▶ [Given passage]
#####

NEXT13 Program Curator Peter Bihr

On next Tuesday, the NEXT Berlin conference will kick off. Here Peter Bihr, NEXT13 Program Director, shares some insights on how to make the most out of your visit and leave knowing what’s next.

Peter Bihr: Berlin has arrived on the global map for tinkerers, innovators, entrepreneurs and artists. It’s a place with tremendous energy!

Peter Bihr has always had an eye for trends in technology, and has organised numerous events like UIKonf, Cognitive Cities Conference, Ignite Berlin and TEDxKreuzberg.[1] Additionally,  he is an independent digital strategist, Program Director for NEXT Berlin, co-founder of Makers Make and Editor-at-large for The Alpine Review. Here are some of his thoughts on the conference, Berlin and passion for the work you do!

Indre Putrimaite: What will be the highlights of the 2013 conference and what are you looking forward to the most as an organiser?

Peter Bihr: We’ve got a jam-packed programme running over two days, with three stages and dozens of workshops, so there’ll be many highlights. Some personal favorites of mine that I’m really looking forward to are the opening keynote by Marina Gorbis, the head of the Institute for the Future; Bruce Sterling’s closing remarks (he’s just great at that kind of thing) and Harper Reed’s talk on big data.[2] He has lots and lots of insights to share from his work for the Obama campaign. But, as I said, there are dozens other speakers I can’t wait to see.

#####

▶ [Source records]

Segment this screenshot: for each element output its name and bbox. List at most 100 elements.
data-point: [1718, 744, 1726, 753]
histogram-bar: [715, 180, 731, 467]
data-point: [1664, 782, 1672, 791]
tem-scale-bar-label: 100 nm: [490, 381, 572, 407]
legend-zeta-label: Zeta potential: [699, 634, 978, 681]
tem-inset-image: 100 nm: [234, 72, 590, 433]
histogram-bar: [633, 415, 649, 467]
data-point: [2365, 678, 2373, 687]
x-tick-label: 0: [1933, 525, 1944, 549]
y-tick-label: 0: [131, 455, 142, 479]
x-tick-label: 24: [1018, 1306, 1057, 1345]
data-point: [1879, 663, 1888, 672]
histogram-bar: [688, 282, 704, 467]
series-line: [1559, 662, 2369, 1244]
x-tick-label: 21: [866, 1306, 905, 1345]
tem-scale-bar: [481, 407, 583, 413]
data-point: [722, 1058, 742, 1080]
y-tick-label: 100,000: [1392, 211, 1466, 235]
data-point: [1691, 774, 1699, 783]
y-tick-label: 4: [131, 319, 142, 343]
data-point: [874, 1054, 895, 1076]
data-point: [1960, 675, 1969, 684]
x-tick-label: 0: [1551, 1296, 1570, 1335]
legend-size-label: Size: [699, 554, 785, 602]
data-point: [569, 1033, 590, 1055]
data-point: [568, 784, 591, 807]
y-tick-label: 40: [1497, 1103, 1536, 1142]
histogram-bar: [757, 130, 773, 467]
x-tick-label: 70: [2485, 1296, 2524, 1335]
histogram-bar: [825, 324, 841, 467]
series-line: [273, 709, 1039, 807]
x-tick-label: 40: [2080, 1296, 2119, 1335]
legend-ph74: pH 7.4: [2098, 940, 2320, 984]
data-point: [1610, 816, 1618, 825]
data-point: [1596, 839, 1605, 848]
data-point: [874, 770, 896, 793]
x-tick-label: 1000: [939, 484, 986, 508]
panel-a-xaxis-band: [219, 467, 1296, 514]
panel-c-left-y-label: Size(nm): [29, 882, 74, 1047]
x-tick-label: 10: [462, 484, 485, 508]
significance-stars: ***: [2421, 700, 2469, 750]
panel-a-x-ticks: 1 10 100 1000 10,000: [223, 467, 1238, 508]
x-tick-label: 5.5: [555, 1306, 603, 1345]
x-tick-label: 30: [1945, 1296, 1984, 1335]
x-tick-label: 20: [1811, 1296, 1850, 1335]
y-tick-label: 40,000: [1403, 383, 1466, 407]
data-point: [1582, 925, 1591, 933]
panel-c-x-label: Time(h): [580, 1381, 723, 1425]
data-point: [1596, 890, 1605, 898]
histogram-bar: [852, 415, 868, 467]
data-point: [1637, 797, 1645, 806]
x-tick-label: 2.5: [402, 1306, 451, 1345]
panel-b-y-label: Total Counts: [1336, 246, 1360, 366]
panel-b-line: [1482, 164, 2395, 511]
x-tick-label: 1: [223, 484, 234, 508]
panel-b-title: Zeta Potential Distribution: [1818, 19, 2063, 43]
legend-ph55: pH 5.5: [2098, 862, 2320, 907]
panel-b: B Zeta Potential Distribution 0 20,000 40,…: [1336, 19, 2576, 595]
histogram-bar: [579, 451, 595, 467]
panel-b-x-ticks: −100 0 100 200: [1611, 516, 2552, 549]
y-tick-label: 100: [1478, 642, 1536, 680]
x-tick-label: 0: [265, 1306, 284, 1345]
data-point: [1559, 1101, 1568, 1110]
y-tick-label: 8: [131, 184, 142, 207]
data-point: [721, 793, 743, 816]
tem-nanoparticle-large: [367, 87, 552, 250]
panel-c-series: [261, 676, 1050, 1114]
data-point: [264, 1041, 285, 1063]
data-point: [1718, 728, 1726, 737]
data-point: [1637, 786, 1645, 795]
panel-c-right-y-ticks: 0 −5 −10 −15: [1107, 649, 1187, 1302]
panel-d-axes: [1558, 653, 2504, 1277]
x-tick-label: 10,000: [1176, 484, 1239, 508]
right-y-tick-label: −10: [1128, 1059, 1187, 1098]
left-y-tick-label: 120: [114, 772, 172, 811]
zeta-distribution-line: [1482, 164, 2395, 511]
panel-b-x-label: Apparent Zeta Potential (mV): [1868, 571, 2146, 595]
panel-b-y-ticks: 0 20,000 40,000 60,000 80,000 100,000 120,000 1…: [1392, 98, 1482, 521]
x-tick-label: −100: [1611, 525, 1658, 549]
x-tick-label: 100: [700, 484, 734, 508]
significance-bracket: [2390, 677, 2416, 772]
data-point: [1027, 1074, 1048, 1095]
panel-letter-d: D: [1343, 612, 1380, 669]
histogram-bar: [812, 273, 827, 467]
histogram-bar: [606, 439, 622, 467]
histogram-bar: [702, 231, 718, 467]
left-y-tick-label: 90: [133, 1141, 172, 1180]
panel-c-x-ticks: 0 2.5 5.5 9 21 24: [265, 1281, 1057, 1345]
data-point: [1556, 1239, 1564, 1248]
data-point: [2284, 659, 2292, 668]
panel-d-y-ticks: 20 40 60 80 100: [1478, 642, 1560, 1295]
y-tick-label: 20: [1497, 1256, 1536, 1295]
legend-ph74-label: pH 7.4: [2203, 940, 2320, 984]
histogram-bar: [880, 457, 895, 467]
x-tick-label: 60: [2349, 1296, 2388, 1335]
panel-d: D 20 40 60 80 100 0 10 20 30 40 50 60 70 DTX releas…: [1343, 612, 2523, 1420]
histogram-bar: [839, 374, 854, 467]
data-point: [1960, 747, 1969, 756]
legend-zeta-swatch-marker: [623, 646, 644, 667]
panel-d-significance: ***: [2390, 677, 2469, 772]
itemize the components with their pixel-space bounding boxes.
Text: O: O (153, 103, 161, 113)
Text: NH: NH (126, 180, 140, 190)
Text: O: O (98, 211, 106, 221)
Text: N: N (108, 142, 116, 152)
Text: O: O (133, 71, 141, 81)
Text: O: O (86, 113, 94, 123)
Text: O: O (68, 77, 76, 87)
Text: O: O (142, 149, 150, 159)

#####

▶ [Problems to solve]
#1 According to the interview about the NEXT Berlin conference, who gives the opening keynote?
#2 Reproduce the rows word for word, starting at the first row and ending at the line that contains "data-point: [2365, 678, 2373, 687]".

▶ [Per-task answers]
#1 Marina Gorbis, the head of the Institute for the Future, gives the opening keynote.

#2
Segment this screenshot: for each element output its name and bbox. List at most 100 elements.
data-point: [1718, 744, 1726, 753]
histogram-bar: [715, 180, 731, 467]
data-point: [1664, 782, 1672, 791]
tem-scale-bar-label: 100 nm: [490, 381, 572, 407]
legend-zeta-label: Zeta potential: [699, 634, 978, 681]
tem-inset-image: 100 nm: [234, 72, 590, 433]
histogram-bar: [633, 415, 649, 467]
data-point: [2365, 678, 2373, 687]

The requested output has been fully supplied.